> [SOURCE EXTRACT]
Like most kids, I loved all the stories where the good guys win
and the bad guys are vanquished. From the fairy tales with dragon-slayers to the TV Westerns (though I was mixed-up back then about
who the bad guys were!) to Charles Dickens' novels to the epic myths like the
Ramayana and the Odyssey, the storylines mostly boiled down to good versus evil
and the inevitable triumph of good.
With sophistication came the realization that we all are a
mixture of good and evil and the true vanquishing to be done was in her own
hearts and minds, souls and spirits. The demons that haunt us are not
eradicated by assault weapons, but are tempered or ritualistically expressed or
softened or accepted through meditation, therapy, music, writing, art and other
disciplines of inner martial arts.
And yet there still are bad guys—and gals—out in the world who are
out, intentionally or otherwise, to do us harm. Working on loving kindness,
understanding, compassion can help us meet them up to a point. But it’s not enough.
So many loving communities have been destroyed by marauding hordes from the
Mongols to McDonalds and the power of politicians, bankers, soldiers and the like to destroy and harm
and hurt is pretty well documented in a gruesome subject called History and the
Daily News. Without a body to practice loving kindness, without a home to
gather in, without the freedom to do good work, evil will continue to ravage
the world unchecked. So we need to take political action seriously and limit
the amount of harm the greedy, selfish, fanatic and crazed can do.
Some of my favorite movies—and books—are the ones where fraud
and greed and corruption are exposed and the bad guys get their just desserts.
Think All the President’s Men, Pelican Brief, Erin Brockovich
and the like. Recently, there have been a run of similar exposes—Truth, Spotlight,
Trumbo, all of which deliver the satisfying ending. Dalton Trumbo
finally gets the recognition he deserved, abusive priests are exposed (though Cardinal
Law seemed to get off too easily).

> [TASK DETAILS]
Set down, word for word, the stretch of the essay on good versus evil from "And yet there" to "it’s not enough.".

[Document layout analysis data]
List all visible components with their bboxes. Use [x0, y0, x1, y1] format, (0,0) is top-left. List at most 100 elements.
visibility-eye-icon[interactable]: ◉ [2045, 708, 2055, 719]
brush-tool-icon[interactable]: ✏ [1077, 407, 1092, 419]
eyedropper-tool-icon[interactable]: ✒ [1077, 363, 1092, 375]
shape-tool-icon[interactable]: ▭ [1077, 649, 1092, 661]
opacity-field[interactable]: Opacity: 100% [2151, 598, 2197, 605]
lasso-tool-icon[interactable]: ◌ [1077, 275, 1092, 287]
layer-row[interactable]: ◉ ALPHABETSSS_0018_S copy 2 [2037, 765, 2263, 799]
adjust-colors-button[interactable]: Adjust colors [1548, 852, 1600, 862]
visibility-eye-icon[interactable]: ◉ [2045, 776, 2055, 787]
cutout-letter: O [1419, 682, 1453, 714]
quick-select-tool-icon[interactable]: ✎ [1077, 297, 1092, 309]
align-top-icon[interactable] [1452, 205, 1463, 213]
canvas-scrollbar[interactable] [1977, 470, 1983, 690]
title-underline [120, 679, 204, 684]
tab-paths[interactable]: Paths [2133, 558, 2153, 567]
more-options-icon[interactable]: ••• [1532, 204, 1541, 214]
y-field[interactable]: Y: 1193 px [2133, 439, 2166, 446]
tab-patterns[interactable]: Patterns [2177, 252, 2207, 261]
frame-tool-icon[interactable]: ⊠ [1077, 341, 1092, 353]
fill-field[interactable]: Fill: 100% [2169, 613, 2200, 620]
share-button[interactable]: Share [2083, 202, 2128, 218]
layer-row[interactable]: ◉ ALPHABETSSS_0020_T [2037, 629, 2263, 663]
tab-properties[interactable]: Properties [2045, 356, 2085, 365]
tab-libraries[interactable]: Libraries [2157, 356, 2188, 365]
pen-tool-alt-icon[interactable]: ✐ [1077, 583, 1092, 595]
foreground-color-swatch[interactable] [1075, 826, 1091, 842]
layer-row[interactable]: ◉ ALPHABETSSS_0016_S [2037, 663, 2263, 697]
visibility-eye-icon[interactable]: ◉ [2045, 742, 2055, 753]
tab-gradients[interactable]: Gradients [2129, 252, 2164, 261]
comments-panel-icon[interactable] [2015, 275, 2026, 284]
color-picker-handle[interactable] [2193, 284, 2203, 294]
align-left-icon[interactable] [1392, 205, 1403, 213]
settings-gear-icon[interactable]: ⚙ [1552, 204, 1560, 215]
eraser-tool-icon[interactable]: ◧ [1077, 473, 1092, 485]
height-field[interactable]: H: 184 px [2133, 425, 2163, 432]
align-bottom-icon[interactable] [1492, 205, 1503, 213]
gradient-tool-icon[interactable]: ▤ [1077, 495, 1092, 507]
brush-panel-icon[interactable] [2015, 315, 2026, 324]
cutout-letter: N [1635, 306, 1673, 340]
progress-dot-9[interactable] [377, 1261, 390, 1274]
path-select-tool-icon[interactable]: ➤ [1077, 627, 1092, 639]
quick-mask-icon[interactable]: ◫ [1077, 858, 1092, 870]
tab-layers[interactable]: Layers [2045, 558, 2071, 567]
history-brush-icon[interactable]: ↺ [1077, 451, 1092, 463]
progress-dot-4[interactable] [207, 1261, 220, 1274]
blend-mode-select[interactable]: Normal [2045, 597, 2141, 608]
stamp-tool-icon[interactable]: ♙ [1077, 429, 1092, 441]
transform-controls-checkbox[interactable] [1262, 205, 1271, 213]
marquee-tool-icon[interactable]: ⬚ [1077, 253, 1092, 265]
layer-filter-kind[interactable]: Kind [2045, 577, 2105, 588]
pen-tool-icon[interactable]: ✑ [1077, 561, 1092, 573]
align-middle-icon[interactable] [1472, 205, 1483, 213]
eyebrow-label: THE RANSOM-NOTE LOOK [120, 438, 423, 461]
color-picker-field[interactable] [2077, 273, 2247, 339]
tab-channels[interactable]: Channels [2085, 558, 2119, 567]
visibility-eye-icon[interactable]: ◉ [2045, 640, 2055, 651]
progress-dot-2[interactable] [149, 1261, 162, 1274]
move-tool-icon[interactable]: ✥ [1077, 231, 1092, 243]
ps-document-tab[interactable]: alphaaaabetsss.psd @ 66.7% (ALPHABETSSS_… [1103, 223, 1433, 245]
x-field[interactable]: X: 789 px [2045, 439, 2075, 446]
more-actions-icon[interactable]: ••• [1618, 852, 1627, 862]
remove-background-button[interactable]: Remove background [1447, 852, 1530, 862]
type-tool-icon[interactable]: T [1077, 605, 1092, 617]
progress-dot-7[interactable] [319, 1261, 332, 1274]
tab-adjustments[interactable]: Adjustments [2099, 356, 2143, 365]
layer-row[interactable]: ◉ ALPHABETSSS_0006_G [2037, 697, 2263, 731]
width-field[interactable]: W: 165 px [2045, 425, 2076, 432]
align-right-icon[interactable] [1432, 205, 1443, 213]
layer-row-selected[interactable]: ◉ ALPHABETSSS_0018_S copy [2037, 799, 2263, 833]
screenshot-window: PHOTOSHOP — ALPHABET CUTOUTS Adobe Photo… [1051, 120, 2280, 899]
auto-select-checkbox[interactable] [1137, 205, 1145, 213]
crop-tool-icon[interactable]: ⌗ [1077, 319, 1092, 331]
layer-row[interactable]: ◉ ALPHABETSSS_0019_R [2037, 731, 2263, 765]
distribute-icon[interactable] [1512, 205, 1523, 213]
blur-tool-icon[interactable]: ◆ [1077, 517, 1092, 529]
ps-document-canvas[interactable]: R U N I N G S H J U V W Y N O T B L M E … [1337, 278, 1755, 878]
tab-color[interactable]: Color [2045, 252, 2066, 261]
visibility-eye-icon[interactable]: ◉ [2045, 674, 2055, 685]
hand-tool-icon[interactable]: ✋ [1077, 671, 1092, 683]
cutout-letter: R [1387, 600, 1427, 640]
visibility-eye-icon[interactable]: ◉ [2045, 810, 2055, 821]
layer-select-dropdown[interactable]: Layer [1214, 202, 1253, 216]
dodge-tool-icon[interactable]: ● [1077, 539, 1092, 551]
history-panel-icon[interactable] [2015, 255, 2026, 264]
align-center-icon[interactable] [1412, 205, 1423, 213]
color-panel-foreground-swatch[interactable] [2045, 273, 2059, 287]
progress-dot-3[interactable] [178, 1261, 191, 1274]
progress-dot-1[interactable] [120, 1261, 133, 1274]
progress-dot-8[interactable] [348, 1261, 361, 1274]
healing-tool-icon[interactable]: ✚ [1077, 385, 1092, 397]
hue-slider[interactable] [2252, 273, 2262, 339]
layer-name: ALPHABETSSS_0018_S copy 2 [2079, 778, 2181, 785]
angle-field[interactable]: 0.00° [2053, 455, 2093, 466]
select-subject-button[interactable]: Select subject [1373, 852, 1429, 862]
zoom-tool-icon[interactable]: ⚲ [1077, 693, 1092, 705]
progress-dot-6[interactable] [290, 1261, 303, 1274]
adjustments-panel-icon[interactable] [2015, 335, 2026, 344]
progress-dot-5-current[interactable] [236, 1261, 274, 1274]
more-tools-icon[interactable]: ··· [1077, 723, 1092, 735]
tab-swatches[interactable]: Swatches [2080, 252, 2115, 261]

> [TASK ANSWER]
And yet there still are bad guys—and gals—out in the world who are
out, intentionally or otherwise, to do us harm. Working on loving kindness,
understanding, compassion can help us meet them up to a point. But it’s not enough.